### [WORK TO COMPLETE]
Report every line in the records below that holds the word "våra".

### [INFORMATION]
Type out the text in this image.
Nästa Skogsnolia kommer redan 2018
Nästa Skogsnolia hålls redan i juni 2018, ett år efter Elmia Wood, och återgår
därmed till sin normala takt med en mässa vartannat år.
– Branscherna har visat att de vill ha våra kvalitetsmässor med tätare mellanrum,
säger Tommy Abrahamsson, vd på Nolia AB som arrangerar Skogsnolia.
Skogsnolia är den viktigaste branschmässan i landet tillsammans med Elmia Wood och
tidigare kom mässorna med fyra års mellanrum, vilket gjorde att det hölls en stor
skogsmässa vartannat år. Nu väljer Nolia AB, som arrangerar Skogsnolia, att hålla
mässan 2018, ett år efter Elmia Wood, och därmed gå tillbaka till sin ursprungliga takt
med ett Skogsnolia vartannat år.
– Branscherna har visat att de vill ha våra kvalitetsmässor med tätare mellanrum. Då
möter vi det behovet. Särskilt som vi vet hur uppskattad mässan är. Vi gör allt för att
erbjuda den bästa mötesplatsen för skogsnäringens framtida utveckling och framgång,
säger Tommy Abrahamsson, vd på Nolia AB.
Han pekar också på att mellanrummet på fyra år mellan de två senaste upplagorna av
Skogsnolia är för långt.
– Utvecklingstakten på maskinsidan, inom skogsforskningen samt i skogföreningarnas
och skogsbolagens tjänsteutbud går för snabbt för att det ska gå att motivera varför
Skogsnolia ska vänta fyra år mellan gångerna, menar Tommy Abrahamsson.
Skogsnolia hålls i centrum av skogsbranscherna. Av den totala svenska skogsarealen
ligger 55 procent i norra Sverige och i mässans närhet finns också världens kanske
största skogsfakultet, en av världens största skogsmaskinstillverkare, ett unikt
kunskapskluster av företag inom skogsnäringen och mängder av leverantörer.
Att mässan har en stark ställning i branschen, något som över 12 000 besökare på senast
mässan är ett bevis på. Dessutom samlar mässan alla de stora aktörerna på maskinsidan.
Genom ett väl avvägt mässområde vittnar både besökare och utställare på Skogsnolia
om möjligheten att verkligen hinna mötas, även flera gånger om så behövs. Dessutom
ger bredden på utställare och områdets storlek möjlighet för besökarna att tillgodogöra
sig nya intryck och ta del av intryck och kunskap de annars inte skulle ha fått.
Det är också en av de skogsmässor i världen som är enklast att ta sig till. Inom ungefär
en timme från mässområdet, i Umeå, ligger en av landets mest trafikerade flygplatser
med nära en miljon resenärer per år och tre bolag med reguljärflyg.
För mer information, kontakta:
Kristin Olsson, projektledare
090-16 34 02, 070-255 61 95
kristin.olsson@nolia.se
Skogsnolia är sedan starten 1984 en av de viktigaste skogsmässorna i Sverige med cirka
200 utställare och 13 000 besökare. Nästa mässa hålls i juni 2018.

### [EXERCISE SOLUTION]
– Branscherna har visat att de vill ha våra kvalitetsmässor med tätare mellanrum,
– Branscherna har visat att de vill ha våra kvalitetsmässor med tätare mellanrum. Då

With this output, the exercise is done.